-------- TEXT

Unerwünschtes Jagdverhalten löst bei vielen Hundemenschen einen grossen Leidensdruck aus. Das "einsame" Stehen im Wald in der Hoffnung, der Hund kommt unverletzt und schnell wieder zurück, lässt für viele Menschen Sekunden zu Stunden werden. Gleichzeitig sind jagdlich stark motivierte Hunde auf dem Spaziergang oftmals nur schwer ansprechbar, was viele Menschen frustriert.

In unserem «hundetrainerischen» Alltag erleben wir viele Hundemenschen, welche mit dem Thema Jagdverhalten im Alltag konfrontiert sind. Nebst den traditionellen Jagdhunderassen, wie bspw. dem Weimaraner, dem Dackel oder dem Magyar Vizsla zeigen auch viele andere Hunderassen Jagdverhalten. So kommen auch Hüte- und Begleithundehalter mit dem Trainingswunsch auf uns zu, der Hund solle nicht mehr selbständig jagen gehen. Damit ein fundierter und individueller Trainingsweg gefunden werden kann, legen wir grossen Wert darauf, dass die Hundemenschen zunächst einmal verstehen, weshalb unsere Hunde überhaupt gerne jagen gehen.

Ursprünglich dient das Jagen der eigenen Ernährung. In aller Regel müssen unsere «Haushunde» nicht jagen, um sich selbst zu ernähren. Jagdliches Verhalten erlernen Hunde – und auch Wölfe – unter anderem spielerisch. So kann man bei jungen Wölfen das Jagen von Vögeln beobachten, um ihre motorischen Fähigkeiten zu verfeinern und diese zu verbessern. Wölfe lernen hingegen ebenso, dass Vögel in der Regel keine Jagdobjekte sind, bei welchen sich eine ernsthafte Jagd und das Verbrauchen entsprechender Energiereserven lohnt. Bei unseren Hunden beobachten wir demgegenüber regelmässig, dass sie es lieben, Vögel zu jagen – dies auch im erwachsenen Alter. Nicht selten beschreiben Hundemenschen das Jagdverhalten ihrer eigenen Hunde anhand des Hinterherlaufens von Vögeln.

----------------
-------- BEREITGESTELLTE ZEILEN

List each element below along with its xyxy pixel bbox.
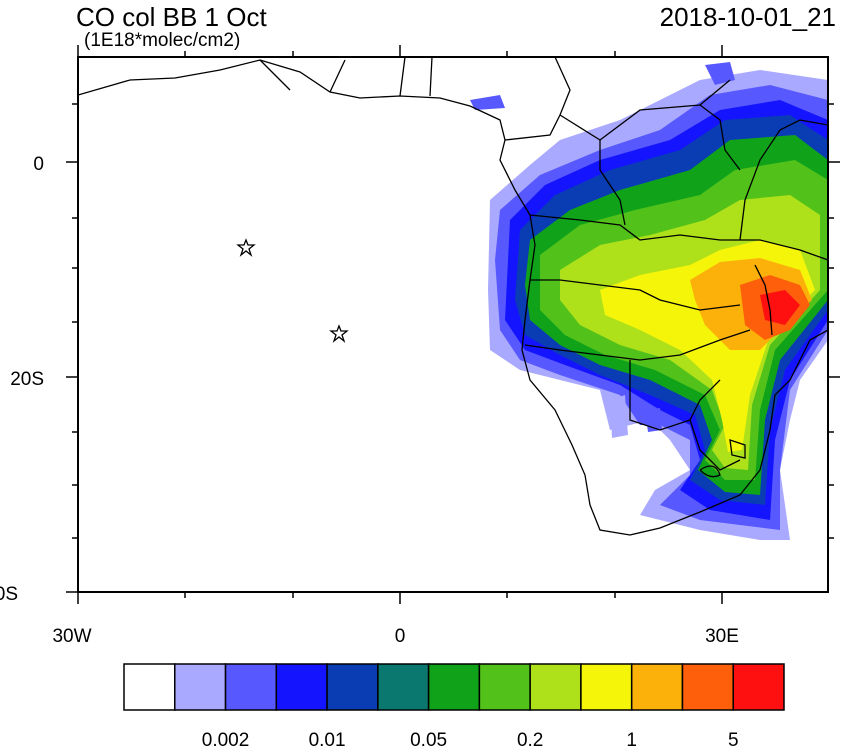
coastlines	[78, 57, 828, 536]
colorbar-label: 0.05	[410, 730, 447, 747]
axis-ticks	[66, 45, 840, 604]
lon-label-0: 0	[395, 626, 406, 647]
map-timestamp: 2018-10-01_21	[660, 2, 836, 32]
colorbar-label: 1	[626, 730, 637, 747]
star-marker	[236, 238, 256, 257]
lon-label-30e: 30E	[705, 626, 739, 647]
lat-label-0: 0	[33, 154, 44, 175]
map-frame	[77, 56, 829, 593]
colorbar-swatch	[123, 663, 176, 711]
star-marker	[329, 324, 349, 343]
map-area	[78, 57, 828, 592]
colorbar: 0.002 0.01 0.05 0.2 1 5	[123, 663, 785, 747]
colorbar-swatch	[275, 663, 328, 711]
colorbar-label: 0.2	[517, 730, 543, 747]
colorbar-swatch	[681, 663, 734, 711]
colorbar-swatch	[732, 663, 785, 711]
colorbar-label: 5	[728, 730, 739, 747]
colorbar-swatch	[377, 663, 430, 711]
colorbar-swatch	[478, 663, 531, 711]
map-title: CO col BB 1 Oct	[76, 2, 267, 32]
co-plume	[470, 62, 828, 540]
colorbar-swatch	[427, 663, 481, 711]
lon-label-30w: 30W	[52, 626, 91, 647]
colorbar-swatch	[529, 663, 582, 711]
colorbar-label: 0.002	[202, 730, 250, 747]
colorbar-swatch	[174, 663, 227, 711]
colorbar-swatch	[580, 663, 633, 711]
island-markers	[236, 238, 349, 343]
colorbar-swatch	[224, 663, 278, 711]
colorbar-swatch	[630, 663, 684, 711]
colorbar-swatch	[326, 663, 379, 711]
lat-label-20s: 20S	[10, 369, 44, 390]
map-units: (1E18*molec/cm2)	[84, 30, 240, 51]
colorbar-label: 0.01	[309, 730, 346, 747]
lat-label-40s: 40S	[0, 584, 18, 605]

----------------

* AUFGABEN *
1: Beantworte zum Text über das Jagdverhalten von Hunden folgende Fragen:
(a) Welche traditionellen Jagdhunderassen werden genannt?
(b) Wozu dient das Jagen ursprünglich?
(c) Mit welchem Ziel jagen junge Wölfe Vögel?
2: Schreibe den Text über das Jagdverhalten von Hunden im Anschluss an seinen letzten Satz weiter.

* LÖSUNGEN *
1:
(a) Der Weimaraner, der Dackel und der Magyar Vizsla.
(b) Der eigenen Ernährung.
(c) Um ihre motorischen Fähigkeiten zu verfeinern und zu verbessern.

2:
Gerade in Bezug auf das Thema «Jagen» zeigt sich der grosse Unterschied zwischen Wölfen und Hunden, die Folgen der Domestikation und der Grund dafür, weshalb Hunde und Wölfe nicht pauschal miteinander verglichen werden können. Es bedarf stets der konkreten Beurteilung eines jeden Einzelfalls.

Nebst der Tatsache, dass Jagdverhalten bis zu einem gewissen Mass ein vererbter und somit fester Bestandteil hündischen Verhaltens ist, hat das Jagen für unsere Hunde in aller Regel keine überlebenswichtige Bedeutung. Vielmehr ist es gar irrelevant, ob die Beute im Endeffekt ergriffen und getötet werden kann oder nicht. Bereits das Hinterherlaufen macht Spass. Jagdliches Verhalten hat für unsere Hunde somit selbstbelohnenden Charakter und wird intrinsisch motiviert ausgeführt – mit anderen Worten: Es macht riesigen Spass, Beute hinterher zu hetzen und diese zu verfolgen.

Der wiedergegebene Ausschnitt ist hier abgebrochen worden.